DATA PROVIDED:
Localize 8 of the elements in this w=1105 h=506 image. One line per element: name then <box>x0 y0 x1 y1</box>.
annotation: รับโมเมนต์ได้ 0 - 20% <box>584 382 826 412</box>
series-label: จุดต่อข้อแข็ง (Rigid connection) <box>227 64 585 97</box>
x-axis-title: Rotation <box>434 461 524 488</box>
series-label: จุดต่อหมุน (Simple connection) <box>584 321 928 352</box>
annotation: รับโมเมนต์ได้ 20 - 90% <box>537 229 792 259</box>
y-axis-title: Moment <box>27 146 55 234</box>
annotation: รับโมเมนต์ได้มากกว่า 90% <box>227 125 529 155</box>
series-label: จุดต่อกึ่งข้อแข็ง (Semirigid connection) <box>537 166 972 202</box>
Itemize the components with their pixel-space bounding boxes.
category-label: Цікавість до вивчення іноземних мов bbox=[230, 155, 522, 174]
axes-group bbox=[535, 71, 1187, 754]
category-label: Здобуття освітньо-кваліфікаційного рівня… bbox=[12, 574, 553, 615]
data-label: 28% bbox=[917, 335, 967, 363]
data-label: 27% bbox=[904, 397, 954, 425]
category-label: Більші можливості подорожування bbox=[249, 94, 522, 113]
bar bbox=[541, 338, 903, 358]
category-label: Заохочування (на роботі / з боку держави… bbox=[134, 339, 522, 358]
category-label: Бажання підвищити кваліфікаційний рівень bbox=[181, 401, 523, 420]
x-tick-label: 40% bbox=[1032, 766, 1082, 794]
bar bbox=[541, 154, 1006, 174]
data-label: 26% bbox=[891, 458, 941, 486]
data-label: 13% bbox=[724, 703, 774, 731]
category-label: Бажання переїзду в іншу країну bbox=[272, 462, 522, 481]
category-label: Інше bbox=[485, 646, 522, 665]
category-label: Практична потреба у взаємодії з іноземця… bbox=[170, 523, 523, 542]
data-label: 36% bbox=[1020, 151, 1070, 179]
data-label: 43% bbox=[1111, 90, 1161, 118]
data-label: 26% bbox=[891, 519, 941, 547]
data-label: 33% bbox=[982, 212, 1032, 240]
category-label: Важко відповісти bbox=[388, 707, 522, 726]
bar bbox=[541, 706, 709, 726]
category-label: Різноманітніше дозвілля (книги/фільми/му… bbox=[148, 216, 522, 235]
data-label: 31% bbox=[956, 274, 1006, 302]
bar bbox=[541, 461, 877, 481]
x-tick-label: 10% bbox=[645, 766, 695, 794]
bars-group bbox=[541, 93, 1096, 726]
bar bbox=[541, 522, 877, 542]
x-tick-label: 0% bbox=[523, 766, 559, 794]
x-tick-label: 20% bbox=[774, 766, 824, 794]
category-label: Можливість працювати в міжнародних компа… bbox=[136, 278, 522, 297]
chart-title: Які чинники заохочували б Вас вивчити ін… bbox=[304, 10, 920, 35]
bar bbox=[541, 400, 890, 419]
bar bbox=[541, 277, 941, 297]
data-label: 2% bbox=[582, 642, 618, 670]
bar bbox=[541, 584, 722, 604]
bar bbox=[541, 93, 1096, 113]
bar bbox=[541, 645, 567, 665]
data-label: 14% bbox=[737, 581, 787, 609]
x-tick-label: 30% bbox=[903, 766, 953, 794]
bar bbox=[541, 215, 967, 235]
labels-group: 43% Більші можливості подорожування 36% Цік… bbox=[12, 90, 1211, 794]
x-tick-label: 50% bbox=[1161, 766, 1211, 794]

EXERCISE DESCRIPTION:
Reproduce all of the data above, substituting "bar-label" for every occurrence of "category-label" and leaving everything else unchanged.

WRITTEN RESPONSE:
Localize 8 of the elements in this w=1105 h=506 image. One line per element: name then <box>x0 y0 x1 y1</box>.
annotation: รับโมเมนต์ได้ 0 - 20% <box>584 382 826 412</box>
series-label: จุดต่อข้อแข็ง (Rigid connection) <box>227 64 585 97</box>
x-axis-title: Rotation <box>434 461 524 488</box>
series-label: จุดต่อหมุน (Simple connection) <box>584 321 928 352</box>
annotation: รับโมเมนต์ได้ 20 - 90% <box>537 229 792 259</box>
y-axis-title: Moment <box>27 146 55 234</box>
annotation: รับโมเมนต์ได้มากกว่า 90% <box>227 125 529 155</box>
series-label: จุดต่อกึ่งข้อแข็ง (Semirigid connection) <box>537 166 972 202</box>
Itemize the components with their pixel-space bounding boxes.
bar-label: Цікавість до вивчення іноземних мов bbox=[230, 155, 522, 174]
axes-group bbox=[535, 71, 1187, 754]
bar-label: Здобуття освітньо-кваліфікаційного рівня… bbox=[12, 574, 553, 615]
data-label: 28% bbox=[917, 335, 967, 363]
data-label: 27% bbox=[904, 397, 954, 425]
bar-label: Більші можливості подорожування bbox=[249, 94, 522, 113]
bar bbox=[541, 338, 903, 358]
bar-label: Заохочування (на роботі / з боку держави… bbox=[134, 339, 522, 358]
bar-label: Бажання підвищити кваліфікаційний рівень bbox=[181, 401, 523, 420]
x-tick-label: 40% bbox=[1032, 766, 1082, 794]
bar bbox=[541, 154, 1006, 174]
data-label: 26% bbox=[891, 458, 941, 486]
data-label: 13% bbox=[724, 703, 774, 731]
bar-label: Бажання переїзду в іншу країну bbox=[272, 462, 522, 481]
bar-label: Інше bbox=[485, 646, 522, 665]
bar-label: Практична потреба у взаємодії з іноземця… bbox=[170, 523, 523, 542]
data-label: 36% bbox=[1020, 151, 1070, 179]
data-label: 43% bbox=[1111, 90, 1161, 118]
data-label: 26% bbox=[891, 519, 941, 547]
data-label: 33% bbox=[982, 212, 1032, 240]
bar-label: Важко відповісти bbox=[388, 707, 522, 726]
bar bbox=[541, 706, 709, 726]
bar-label: Різноманітніше дозвілля (книги/фільми/му… bbox=[148, 216, 522, 235]
data-label: 31% bbox=[956, 274, 1006, 302]
bar bbox=[541, 461, 877, 481]
x-tick-label: 10% bbox=[645, 766, 695, 794]
bars-group bbox=[541, 93, 1096, 726]
bar bbox=[541, 522, 877, 542]
x-tick-label: 0% bbox=[523, 766, 559, 794]
x-tick-label: 20% bbox=[774, 766, 824, 794]
bar-label: Можливість працювати в міжнародних компа… bbox=[136, 278, 522, 297]
chart-title: Які чинники заохочували б Вас вивчити ін… bbox=[304, 10, 920, 35]
bar bbox=[541, 400, 890, 419]
bar bbox=[541, 277, 941, 297]
data-label: 2% bbox=[582, 642, 618, 670]
bar bbox=[541, 584, 722, 604]
bar bbox=[541, 93, 1096, 113]
bar bbox=[541, 645, 567, 665]
data-label: 14% bbox=[737, 581, 787, 609]
x-tick-label: 30% bbox=[903, 766, 953, 794]
bar bbox=[541, 215, 967, 235]
labels-group: 43% Більші можливості подорожування 36% Цік… bbox=[12, 90, 1211, 794]
x-tick-label: 50% bbox=[1161, 766, 1211, 794]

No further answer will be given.